--- START OF Working data ---
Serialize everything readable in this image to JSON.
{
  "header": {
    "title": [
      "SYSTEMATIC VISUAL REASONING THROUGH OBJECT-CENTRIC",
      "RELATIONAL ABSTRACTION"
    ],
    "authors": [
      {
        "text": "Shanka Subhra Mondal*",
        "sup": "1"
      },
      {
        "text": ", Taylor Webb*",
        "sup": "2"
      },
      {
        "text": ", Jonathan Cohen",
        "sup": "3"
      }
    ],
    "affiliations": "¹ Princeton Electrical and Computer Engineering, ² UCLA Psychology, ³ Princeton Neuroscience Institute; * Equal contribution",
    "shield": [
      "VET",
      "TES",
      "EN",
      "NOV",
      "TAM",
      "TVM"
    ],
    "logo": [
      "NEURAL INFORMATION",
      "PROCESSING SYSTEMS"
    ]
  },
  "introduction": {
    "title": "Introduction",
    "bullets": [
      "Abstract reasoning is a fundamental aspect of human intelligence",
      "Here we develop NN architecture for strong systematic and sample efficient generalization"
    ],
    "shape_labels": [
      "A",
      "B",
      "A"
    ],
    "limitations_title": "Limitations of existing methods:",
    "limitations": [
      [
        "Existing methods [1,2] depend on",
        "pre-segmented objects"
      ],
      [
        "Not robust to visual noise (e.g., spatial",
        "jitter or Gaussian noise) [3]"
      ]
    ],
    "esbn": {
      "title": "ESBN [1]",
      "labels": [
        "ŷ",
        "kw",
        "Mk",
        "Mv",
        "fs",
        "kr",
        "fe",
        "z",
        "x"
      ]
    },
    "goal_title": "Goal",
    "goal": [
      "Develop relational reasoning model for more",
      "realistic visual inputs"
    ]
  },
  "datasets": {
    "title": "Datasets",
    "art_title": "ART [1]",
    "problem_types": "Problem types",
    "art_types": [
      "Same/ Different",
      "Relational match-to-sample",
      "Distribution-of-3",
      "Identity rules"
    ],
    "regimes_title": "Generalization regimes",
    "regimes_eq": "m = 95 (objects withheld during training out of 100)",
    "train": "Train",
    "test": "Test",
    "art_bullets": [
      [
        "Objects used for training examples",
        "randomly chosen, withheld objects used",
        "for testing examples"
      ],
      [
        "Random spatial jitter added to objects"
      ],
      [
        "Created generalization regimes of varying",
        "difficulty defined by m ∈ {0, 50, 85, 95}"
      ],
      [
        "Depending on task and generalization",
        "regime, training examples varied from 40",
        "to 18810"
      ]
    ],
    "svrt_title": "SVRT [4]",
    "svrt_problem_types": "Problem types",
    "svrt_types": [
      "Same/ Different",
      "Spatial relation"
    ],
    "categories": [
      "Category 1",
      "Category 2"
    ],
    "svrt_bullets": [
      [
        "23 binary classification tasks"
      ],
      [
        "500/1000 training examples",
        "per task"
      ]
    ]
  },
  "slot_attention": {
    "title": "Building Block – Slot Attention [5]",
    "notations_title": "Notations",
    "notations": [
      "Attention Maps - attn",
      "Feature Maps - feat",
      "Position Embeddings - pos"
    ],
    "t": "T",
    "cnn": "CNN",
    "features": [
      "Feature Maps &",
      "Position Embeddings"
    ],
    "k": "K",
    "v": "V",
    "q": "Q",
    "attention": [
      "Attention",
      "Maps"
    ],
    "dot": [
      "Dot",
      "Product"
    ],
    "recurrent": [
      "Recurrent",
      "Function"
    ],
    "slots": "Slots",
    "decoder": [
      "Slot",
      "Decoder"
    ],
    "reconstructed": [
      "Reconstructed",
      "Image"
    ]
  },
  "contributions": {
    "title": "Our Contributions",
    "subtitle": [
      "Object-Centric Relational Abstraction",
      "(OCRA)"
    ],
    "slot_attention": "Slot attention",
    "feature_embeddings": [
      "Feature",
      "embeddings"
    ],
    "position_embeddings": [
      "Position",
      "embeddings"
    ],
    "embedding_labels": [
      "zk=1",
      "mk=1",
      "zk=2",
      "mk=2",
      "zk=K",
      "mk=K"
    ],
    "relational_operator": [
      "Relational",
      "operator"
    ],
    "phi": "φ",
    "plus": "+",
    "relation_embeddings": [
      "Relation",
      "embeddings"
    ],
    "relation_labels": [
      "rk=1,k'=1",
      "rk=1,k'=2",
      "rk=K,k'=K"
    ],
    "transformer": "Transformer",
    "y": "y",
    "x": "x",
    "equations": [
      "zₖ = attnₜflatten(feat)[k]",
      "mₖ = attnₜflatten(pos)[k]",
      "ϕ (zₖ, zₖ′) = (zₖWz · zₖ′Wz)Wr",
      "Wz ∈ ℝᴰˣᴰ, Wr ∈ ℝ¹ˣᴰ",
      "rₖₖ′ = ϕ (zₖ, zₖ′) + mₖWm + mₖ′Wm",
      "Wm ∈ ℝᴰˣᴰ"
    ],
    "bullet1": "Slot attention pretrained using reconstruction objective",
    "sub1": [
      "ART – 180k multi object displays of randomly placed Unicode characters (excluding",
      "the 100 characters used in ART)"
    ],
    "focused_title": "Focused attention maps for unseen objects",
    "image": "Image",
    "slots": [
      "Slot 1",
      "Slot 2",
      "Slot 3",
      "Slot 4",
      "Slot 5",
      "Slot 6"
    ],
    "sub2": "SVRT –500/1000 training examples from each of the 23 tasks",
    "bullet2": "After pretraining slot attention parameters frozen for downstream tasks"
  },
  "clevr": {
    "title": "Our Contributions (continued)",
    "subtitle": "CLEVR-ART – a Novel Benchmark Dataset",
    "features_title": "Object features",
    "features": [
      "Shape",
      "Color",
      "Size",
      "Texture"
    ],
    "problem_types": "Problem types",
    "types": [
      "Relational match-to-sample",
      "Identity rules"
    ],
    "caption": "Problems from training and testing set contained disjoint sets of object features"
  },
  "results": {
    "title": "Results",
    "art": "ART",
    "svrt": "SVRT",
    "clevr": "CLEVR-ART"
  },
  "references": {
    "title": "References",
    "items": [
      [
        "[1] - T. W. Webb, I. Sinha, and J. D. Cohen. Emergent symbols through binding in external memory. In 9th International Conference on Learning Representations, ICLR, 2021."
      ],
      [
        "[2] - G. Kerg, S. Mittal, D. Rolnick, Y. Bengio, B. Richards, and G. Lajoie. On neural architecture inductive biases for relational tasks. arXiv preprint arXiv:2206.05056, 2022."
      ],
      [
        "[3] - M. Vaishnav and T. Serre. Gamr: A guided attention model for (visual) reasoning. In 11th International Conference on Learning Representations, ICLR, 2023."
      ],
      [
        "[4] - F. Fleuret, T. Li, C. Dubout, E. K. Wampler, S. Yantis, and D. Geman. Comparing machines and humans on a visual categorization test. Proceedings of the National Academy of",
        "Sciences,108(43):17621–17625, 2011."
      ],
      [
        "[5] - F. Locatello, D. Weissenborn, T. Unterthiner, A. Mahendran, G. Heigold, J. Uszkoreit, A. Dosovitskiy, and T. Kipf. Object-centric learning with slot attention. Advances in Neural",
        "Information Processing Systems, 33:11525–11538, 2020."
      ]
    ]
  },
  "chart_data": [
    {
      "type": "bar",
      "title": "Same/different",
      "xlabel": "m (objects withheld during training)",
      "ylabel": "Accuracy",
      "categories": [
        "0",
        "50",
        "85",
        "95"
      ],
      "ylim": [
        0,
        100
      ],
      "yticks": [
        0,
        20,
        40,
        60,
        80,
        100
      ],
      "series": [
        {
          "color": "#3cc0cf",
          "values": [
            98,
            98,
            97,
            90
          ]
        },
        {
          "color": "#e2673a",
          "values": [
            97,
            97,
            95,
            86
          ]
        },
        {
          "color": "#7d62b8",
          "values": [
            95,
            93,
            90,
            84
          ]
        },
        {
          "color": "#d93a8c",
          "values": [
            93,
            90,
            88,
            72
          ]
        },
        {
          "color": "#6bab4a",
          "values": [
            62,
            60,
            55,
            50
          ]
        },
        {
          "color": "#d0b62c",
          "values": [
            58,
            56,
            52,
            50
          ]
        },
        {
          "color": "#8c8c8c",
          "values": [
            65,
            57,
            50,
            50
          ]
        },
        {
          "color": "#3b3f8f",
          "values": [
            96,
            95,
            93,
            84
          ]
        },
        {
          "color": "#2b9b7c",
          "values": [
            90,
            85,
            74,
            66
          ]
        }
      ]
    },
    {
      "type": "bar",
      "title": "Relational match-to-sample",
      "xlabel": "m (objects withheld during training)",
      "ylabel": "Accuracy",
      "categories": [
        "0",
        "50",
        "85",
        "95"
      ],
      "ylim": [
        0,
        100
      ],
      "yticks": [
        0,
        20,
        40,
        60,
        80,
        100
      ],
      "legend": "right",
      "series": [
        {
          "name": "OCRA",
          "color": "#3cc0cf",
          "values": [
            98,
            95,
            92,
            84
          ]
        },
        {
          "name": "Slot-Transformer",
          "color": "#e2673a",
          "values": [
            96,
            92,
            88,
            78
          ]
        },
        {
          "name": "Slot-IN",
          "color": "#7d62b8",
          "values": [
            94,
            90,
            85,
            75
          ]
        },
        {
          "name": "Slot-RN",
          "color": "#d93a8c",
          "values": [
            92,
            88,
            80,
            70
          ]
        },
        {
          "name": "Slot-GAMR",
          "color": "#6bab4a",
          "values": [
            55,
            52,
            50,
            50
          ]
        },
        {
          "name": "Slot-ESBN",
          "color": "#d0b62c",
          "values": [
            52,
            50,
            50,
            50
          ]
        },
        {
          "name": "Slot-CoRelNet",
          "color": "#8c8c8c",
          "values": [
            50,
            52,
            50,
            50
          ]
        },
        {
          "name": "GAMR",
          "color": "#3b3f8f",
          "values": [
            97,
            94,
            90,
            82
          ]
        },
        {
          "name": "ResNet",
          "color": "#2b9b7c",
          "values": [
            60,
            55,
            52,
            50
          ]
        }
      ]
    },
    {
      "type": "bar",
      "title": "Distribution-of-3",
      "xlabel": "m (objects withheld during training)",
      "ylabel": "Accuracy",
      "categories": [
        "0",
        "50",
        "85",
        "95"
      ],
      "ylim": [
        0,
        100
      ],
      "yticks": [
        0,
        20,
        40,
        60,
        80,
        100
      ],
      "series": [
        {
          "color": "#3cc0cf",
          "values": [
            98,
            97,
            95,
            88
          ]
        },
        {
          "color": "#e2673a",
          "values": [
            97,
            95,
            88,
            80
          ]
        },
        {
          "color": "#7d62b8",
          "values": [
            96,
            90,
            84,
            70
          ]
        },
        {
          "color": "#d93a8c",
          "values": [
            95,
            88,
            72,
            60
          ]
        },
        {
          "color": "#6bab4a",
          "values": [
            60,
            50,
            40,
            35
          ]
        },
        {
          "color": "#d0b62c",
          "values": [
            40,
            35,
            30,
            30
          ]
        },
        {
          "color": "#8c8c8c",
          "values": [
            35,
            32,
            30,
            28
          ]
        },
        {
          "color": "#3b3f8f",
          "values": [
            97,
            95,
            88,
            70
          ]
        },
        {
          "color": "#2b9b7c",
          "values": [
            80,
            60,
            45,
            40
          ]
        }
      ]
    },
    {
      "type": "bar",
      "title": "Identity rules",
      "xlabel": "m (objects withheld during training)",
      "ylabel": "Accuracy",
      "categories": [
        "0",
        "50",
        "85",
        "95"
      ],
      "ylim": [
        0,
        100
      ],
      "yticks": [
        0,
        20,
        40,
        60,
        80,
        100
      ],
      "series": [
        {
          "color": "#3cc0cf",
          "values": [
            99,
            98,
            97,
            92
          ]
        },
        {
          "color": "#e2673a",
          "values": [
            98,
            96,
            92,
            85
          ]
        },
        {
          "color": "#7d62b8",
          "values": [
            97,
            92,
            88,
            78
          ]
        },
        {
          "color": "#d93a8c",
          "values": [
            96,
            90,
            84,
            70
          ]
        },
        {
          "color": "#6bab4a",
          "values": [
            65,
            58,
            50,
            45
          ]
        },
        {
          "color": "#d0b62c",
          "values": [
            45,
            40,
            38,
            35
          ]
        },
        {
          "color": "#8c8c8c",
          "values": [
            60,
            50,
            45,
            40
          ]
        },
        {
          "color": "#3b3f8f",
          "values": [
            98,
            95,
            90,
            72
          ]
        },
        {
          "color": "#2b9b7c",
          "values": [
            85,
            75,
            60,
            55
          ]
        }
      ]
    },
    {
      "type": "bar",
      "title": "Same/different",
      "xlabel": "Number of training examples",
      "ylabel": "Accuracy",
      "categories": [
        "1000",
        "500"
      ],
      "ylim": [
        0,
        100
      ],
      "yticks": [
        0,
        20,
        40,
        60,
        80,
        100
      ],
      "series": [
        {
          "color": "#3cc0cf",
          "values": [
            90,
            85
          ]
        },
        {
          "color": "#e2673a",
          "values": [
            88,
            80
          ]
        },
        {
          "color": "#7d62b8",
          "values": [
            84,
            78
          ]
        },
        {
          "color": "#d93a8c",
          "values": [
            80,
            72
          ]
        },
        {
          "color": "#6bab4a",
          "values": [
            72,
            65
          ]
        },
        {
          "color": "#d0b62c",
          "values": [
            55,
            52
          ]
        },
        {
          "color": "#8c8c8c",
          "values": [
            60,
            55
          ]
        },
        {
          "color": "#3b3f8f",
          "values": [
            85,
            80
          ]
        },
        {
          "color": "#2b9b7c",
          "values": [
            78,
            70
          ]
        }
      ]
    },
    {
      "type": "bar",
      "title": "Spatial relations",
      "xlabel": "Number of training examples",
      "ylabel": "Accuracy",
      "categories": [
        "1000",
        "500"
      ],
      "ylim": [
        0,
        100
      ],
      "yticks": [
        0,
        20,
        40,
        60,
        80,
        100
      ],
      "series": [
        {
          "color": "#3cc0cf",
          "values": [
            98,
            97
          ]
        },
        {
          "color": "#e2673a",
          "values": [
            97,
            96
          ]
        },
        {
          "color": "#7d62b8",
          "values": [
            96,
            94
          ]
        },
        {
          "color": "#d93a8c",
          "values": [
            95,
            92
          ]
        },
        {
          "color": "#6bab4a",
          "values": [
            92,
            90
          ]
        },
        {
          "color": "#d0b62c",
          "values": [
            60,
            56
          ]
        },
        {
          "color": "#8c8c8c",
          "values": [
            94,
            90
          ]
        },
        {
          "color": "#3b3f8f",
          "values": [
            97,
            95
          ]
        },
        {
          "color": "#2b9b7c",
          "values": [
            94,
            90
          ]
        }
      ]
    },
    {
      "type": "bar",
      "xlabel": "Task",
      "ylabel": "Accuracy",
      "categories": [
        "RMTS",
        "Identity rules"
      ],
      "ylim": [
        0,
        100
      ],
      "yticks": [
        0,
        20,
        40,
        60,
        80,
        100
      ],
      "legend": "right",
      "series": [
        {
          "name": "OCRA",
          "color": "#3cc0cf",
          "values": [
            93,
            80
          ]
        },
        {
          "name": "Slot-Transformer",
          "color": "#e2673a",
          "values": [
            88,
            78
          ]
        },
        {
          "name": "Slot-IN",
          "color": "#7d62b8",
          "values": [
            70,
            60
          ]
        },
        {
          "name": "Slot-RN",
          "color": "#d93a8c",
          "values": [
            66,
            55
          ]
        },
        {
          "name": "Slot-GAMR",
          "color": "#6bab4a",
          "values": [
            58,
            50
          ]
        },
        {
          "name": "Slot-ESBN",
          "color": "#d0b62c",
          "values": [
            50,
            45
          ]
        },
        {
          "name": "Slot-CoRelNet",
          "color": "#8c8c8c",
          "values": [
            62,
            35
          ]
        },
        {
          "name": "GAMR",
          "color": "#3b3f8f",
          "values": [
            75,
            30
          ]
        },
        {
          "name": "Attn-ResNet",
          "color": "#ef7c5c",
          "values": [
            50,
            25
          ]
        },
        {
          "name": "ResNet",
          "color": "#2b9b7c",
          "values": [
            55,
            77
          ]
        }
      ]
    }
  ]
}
--- END OF Working data ---
**Requirements**: Copy, from the material, each line that holds the string "methods".

**Response**:
    "limitations_title": "Limitations of existing methods:",
        "Existing methods [1,2] depend on",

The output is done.